Directions for this task
Could you transcribe the material below exactly, without leaving out a single line?

--- Start Information provided ---

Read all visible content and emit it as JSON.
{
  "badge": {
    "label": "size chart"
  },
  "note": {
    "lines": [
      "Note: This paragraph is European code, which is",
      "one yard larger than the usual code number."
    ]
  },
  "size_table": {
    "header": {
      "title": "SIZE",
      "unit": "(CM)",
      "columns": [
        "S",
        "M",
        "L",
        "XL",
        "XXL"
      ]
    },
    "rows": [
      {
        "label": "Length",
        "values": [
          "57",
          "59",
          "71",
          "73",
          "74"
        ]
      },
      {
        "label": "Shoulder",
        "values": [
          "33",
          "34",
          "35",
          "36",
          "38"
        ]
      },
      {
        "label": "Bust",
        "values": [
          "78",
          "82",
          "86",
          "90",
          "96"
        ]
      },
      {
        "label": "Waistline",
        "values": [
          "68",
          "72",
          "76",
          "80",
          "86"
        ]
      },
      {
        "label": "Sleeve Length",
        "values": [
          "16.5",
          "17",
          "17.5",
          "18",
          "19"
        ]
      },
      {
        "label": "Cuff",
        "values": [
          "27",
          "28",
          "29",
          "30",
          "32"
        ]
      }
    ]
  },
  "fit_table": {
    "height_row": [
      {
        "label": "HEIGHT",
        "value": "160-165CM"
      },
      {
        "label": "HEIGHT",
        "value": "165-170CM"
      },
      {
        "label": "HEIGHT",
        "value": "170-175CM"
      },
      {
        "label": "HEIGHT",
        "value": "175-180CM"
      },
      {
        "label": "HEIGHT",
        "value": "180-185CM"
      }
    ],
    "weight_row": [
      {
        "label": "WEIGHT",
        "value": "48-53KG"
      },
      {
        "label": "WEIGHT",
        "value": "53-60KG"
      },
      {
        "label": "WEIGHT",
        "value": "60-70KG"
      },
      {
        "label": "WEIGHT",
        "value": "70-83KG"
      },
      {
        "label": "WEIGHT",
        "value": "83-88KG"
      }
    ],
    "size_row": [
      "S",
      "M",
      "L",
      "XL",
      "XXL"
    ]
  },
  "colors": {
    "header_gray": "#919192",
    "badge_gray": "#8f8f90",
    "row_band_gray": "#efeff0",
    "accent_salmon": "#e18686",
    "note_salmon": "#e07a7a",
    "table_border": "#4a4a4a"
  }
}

--- End Information provided ---

Completed exercise
Read all visible content and emit it as JSON.
{
  "badge": {
    "label": "size chart"
  },
  "note": {
    "lines": [
      "Note: This paragraph is European code, which is",
      "one yard larger than the usual code number."
    ]
  },
  "size_table": {
    "header": {
      "title": "SIZE",
      "unit": "(CM)",
      "columns": [
        "S",
        "M",
        "L",
        "XL",
        "XXL"
      ]
    },
    "rows": [
      {
        "label": "Length",
        "values": [
          "57",
          "59",
          "71",
          "73",
          "74"
        ]
      },
      {
        "label": "Shoulder",
        "values": [
          "33",
          "34",
          "35",
          "36",
          "38"
        ]
      },
      {
        "label": "Bust",
        "values": [
          "78",
          "82",
          "86",
          "90",
          "96"
        ]
      },
      {
        "label": "Waistline",
        "values": [
          "68",
          "72",
          "76",
          "80",
          "86"
        ]
      },
      {
        "label": "Sleeve Length",
        "values": [
          "16.5",
          "17",
          "17.5",
          "18",
          "19"
        ]
      },
      {
        "label": "Cuff",
        "values": [
          "27",
          "28",
          "29",
          "30",
          "32"
        ]
      }
    ]
  },
  "fit_table": {
    "height_row": [
      {
        "label": "HEIGHT",
        "value": "160-165CM"
      },
      {
        "label": "HEIGHT",
        "value": "165-170CM"
      },
      {
        "label": "HEIGHT",
        "value": "170-175CM"
      },
      {
        "label": "HEIGHT",
        "value": "175-180CM"
      },
      {
        "label": "HEIGHT",
        "value": "180-185CM"
      }
    ],
    "weight_row": [
      {
        "label": "WEIGHT",
        "value": "48-53KG"
      },
      {
        "label": "WEIGHT",
        "value": "53-60KG"
      },
      {
        "label": "WEIGHT",
        "value": "60-70KG"
      },
      {
        "label": "WEIGHT",
        "value": "70-83KG"
      },
      {
        "label": "WEIGHT",
        "value": "83-88KG"
      }
    ],
    "size_row": [
      "S",
      "M",
      "L",
      "XL",
      "XXL"
    ]
  },
  "colors": {
    "header_gray": "#919192",
    "badge_gray": "#8f8f90",
    "row_band_gray": "#efeff0",
    "accent_salmon": "#e18686",
    "note_salmon": "#e07a7a",
    "table_border": "#4a4a4a"
  }
}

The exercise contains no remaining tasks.